Wherever a line below holds the word "beans", copy that line.
## Begin Available data
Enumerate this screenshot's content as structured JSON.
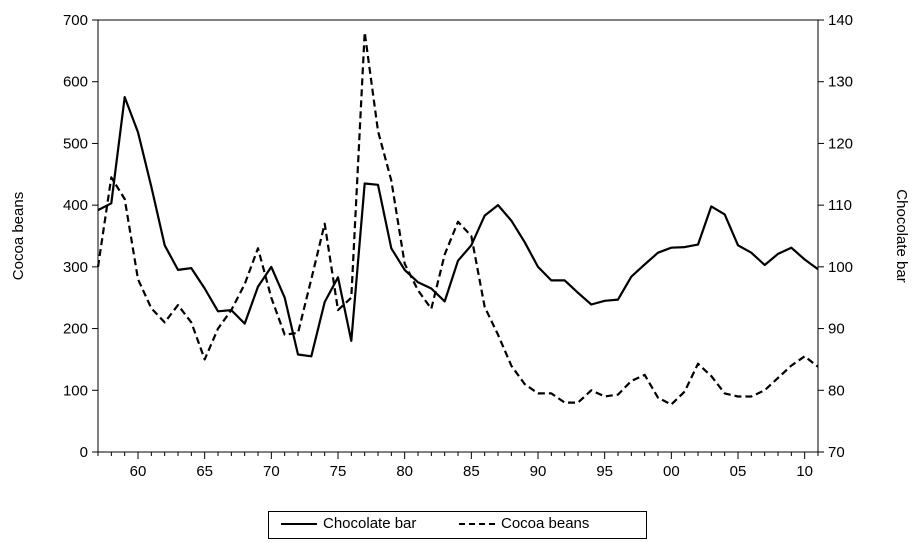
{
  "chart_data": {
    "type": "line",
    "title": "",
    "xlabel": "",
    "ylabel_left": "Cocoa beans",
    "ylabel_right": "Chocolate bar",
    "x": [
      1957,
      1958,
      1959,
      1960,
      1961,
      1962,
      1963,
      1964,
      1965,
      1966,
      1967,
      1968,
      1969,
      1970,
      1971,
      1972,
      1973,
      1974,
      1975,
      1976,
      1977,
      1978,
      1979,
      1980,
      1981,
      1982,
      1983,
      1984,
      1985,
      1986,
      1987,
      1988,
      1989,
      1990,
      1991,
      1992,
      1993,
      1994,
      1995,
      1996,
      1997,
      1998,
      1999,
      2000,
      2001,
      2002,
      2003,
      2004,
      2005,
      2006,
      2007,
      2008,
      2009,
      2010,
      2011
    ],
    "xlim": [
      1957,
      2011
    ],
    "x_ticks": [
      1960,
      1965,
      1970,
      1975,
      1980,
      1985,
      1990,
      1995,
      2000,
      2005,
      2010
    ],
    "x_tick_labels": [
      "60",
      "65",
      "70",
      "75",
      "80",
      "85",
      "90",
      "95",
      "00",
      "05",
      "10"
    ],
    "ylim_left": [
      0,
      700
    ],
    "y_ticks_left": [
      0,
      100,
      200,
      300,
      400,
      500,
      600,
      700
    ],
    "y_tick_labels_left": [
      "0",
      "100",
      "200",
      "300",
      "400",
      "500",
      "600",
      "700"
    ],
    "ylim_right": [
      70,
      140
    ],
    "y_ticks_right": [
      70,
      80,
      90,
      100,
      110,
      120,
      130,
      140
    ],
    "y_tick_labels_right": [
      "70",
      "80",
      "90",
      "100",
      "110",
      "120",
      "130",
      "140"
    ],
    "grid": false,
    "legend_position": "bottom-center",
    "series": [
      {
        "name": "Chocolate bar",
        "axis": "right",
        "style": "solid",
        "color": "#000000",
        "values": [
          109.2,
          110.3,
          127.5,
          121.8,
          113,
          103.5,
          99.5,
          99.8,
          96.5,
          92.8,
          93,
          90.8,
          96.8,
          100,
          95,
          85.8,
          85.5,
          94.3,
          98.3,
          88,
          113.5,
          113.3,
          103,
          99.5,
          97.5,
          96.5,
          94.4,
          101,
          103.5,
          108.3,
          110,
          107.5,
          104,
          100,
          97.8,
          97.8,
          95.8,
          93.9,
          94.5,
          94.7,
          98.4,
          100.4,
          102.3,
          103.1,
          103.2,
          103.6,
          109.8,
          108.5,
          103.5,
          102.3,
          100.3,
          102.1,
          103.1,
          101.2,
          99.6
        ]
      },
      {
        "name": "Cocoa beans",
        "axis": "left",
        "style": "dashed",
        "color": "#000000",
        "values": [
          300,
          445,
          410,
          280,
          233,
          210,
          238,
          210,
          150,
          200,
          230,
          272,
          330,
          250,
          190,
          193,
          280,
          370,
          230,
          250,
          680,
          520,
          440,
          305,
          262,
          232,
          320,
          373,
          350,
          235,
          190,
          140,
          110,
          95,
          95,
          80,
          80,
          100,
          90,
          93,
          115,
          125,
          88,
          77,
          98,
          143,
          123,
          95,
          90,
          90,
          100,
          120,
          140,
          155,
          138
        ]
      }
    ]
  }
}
## End Available data
## Exercise answer
    "ylabel_left": "Cocoa beans",
        "name": "Cocoa beans",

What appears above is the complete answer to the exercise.